7.- Una noche de Feria en La Calle

ANTONIO E. MONTIEL GARCÍA.

Para aquellos de ustedes que no conocieron La Calle, he de decirles que las ferias eran estupendas, un poco diferentes de los carnavales, pero la gente se lo solía pasar muy bien. Nunca tenía problemas con nadie, pero en la feria, desde hacía muchos años siempre ocurría lo mismo. Enfrente de mi casa se montaba una tasca, la de la Samaritana, y con sus mesas ocupaba toda la calle y, claro, una vez abrió sus puertas La Calle, ocurría lo mismo, querían ocupar toda la calzada con sus mesas, y no me dejaban sitio para poner ni una. Al final llegábamos a un acuerdo y compartíamos el espacio que había. Yo sacaba dos o tres bancos de los que tenía en el pub y los ponía en la acera para mis clientes, y estos, se tomaban un gin-tonic o un cubalibre con un montadito de lomo o un plato de magra a la plancha que pedían en la tasca, decían que era lo normal.

## INFORMACIÓN PROPORCIONADA
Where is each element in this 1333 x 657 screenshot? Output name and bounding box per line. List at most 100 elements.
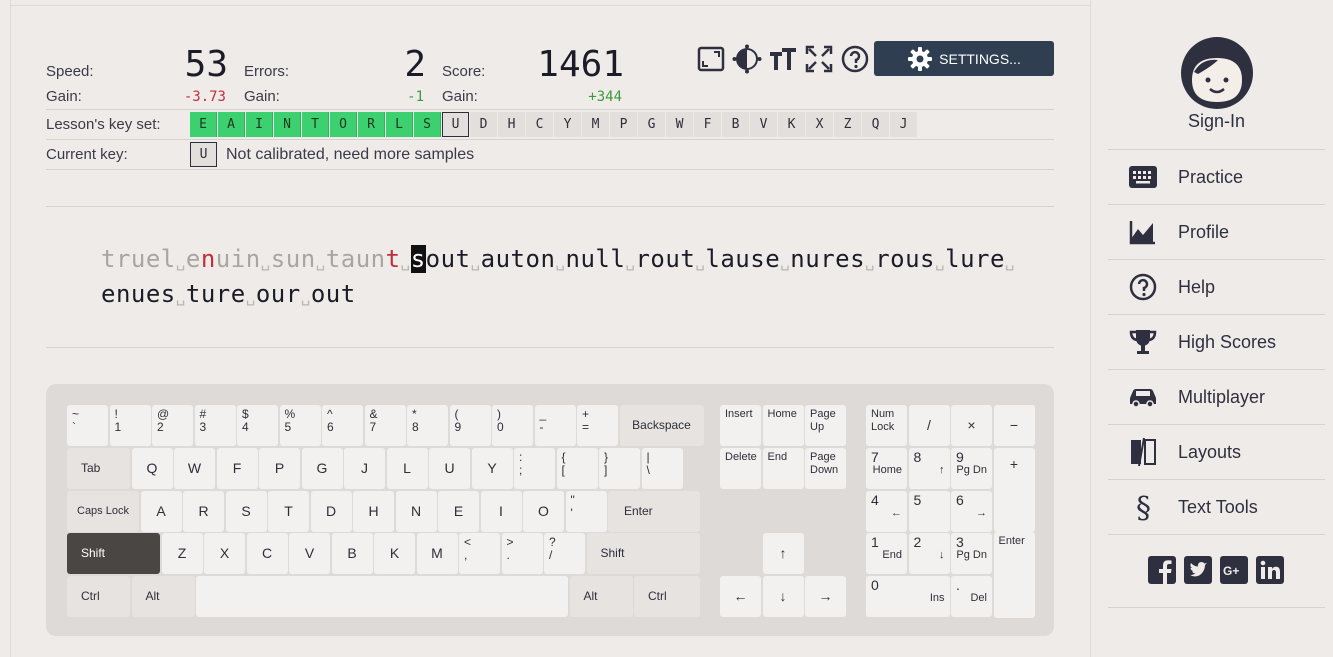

## DETALLES DE LA TAREA
Continúa, por favor, el relato sobre la noche de feria en La Calle a partir de su última frase.

## RESULTADO
Allá por el año de nuestro Señor de 1990, recuerdo que una noche de feria vino a cantar en el auditorio Gabriel Celaya el grande que fue y será siempre Camarón de la Isla (por cierto, cantante o, mejor dicho, cantaor, al que descubrí ya tardíamente). Aquella noche fue especial en muchos sentidos, no por el ambiente que había, ya que el local estaba a rebosar, sino por la calidad del mismo y por como terminó la noche, aunque la verdad, no lo recuerdo muy bien. Nunca he visto a tantos gitanos juntos, todos educados, correctos, amables y con mucha pasta para gastar. Lo recuerdo como si fuera ayer, todos con “pelucos” de oro, dos o tres sortijas también de oro, colgantes de un tamaño considerable, y medallas al cuello del mismo metal, elegantemente vestidos para la ocasión (traje la mayoría de ellos) y con una sed de gin-tonics de Tanqueray increíble.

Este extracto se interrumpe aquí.